- [STATED TASK]: Each line that holds the word "quibus" should be returned.
================================
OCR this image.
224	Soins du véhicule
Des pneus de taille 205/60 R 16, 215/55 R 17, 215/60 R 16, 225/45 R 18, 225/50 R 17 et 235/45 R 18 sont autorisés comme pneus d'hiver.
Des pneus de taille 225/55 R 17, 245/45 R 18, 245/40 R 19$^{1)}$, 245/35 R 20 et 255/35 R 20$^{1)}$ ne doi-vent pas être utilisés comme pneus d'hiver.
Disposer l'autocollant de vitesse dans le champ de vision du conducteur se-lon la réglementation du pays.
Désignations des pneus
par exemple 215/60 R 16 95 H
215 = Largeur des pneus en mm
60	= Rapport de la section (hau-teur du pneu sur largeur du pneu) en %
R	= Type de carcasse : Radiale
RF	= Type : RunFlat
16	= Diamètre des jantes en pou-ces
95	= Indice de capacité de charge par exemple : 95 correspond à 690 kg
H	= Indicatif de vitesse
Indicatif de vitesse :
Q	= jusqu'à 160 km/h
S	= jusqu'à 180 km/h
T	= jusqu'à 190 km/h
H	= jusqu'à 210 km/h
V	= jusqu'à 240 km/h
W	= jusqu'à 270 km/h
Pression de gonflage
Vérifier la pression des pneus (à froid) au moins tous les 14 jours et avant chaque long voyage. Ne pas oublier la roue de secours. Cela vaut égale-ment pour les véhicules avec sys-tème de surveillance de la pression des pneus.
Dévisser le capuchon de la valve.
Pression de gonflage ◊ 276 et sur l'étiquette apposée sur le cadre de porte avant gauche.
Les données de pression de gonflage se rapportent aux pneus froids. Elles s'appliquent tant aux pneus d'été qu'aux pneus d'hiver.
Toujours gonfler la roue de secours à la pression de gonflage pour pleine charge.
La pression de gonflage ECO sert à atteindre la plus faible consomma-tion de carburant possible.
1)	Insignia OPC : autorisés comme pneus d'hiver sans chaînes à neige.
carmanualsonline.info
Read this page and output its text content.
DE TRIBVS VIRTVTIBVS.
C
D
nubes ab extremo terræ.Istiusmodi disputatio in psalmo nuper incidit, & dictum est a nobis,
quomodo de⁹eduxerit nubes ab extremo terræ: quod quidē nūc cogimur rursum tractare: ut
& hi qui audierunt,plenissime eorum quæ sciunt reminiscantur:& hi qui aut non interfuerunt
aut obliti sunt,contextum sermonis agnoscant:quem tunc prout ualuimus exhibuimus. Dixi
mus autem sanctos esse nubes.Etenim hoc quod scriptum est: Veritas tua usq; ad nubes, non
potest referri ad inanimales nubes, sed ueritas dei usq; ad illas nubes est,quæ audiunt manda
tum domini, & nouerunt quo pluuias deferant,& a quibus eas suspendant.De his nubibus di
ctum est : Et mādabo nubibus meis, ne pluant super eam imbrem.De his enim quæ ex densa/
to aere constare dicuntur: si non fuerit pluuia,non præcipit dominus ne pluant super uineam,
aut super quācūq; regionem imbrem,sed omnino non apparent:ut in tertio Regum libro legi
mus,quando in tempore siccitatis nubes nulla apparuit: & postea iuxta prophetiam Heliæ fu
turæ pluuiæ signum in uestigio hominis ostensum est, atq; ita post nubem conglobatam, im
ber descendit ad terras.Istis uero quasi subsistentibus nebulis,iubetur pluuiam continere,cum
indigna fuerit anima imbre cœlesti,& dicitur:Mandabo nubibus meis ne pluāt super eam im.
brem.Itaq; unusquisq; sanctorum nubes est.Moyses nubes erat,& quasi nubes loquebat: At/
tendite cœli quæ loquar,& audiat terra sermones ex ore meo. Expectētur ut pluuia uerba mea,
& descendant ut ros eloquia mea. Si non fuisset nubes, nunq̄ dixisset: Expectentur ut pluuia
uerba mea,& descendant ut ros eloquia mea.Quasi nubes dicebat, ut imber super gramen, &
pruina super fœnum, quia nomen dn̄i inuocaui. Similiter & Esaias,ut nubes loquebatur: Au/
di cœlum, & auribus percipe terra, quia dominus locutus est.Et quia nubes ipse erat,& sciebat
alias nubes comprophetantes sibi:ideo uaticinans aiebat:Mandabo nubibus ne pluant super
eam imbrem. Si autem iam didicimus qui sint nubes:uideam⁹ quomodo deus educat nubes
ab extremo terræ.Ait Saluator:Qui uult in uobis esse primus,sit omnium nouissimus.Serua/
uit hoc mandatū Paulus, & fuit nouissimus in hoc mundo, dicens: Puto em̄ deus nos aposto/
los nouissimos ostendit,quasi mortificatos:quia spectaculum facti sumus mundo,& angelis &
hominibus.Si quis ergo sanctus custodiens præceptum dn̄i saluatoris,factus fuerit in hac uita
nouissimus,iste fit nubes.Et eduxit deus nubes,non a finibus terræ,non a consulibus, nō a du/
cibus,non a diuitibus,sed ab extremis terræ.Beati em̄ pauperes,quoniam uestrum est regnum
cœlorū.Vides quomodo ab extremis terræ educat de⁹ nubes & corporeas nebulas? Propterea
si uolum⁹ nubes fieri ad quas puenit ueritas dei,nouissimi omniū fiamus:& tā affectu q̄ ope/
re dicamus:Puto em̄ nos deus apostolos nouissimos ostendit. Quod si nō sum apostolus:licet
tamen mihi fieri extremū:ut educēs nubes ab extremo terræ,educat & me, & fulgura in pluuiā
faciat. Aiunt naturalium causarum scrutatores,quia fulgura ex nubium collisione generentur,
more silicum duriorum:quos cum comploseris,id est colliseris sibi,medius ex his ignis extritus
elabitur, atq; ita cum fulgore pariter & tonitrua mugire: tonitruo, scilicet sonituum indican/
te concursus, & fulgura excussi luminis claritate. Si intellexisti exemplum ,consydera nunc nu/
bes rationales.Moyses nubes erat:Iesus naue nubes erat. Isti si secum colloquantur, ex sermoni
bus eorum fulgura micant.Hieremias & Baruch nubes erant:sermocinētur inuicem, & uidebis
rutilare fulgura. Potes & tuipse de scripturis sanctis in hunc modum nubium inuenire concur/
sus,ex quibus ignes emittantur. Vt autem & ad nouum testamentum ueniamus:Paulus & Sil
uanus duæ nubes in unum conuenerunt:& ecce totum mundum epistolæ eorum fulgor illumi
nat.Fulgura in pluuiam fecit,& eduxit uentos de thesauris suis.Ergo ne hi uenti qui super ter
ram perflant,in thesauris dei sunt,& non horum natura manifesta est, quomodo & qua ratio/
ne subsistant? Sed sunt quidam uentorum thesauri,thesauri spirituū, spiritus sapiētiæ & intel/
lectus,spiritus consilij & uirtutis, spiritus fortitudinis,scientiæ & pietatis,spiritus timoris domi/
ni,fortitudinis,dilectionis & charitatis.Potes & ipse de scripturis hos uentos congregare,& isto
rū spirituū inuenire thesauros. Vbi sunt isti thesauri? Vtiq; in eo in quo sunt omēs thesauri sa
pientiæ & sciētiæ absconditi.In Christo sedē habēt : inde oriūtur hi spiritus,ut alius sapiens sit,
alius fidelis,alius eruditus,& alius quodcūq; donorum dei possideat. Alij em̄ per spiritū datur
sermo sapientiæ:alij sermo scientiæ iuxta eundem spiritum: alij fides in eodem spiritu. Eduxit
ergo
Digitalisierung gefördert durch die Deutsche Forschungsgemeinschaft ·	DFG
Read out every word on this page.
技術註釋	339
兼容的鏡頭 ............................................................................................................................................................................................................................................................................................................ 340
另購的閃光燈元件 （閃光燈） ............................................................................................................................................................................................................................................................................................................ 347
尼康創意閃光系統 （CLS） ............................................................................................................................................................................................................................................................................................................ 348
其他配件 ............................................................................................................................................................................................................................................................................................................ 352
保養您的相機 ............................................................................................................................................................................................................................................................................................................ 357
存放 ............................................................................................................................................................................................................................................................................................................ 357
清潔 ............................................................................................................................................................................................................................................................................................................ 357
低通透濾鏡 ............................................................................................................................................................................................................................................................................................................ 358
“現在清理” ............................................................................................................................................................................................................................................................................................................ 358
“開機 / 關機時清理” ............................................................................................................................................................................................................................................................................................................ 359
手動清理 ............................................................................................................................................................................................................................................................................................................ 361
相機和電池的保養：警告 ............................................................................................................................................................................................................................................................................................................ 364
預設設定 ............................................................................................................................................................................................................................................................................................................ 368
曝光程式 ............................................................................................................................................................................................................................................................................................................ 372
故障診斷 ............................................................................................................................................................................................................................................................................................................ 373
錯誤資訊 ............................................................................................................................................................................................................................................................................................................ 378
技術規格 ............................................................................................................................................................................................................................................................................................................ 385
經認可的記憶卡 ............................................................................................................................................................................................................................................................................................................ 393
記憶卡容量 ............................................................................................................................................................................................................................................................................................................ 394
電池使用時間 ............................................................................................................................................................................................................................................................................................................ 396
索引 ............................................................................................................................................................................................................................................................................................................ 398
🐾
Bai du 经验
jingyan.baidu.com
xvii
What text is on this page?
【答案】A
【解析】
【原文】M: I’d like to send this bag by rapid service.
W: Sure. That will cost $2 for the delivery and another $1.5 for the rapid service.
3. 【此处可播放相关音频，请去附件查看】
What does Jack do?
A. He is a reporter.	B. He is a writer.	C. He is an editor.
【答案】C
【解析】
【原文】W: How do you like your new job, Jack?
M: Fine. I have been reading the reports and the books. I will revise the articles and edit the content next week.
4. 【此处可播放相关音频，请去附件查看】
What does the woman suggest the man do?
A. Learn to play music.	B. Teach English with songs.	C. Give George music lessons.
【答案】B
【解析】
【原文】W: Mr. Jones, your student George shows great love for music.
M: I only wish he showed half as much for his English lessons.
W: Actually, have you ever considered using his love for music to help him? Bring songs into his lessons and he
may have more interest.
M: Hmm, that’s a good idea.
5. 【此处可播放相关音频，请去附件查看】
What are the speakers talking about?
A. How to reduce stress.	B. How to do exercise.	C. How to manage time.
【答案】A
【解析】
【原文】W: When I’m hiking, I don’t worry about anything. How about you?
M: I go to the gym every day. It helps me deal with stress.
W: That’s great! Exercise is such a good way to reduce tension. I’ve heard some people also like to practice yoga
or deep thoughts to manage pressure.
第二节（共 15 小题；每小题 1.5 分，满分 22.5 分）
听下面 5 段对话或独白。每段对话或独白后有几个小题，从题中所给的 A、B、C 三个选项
================================
- [EXERCISE SOLUTION]:
tum domini, & nouerunt quo pluuias deferant,& a quibus eas suspendant.De his nubibus di
sus,ex quibus ignes emittantur. Vt autem & ad nouum testamentum ueniamus:Paulus & Sil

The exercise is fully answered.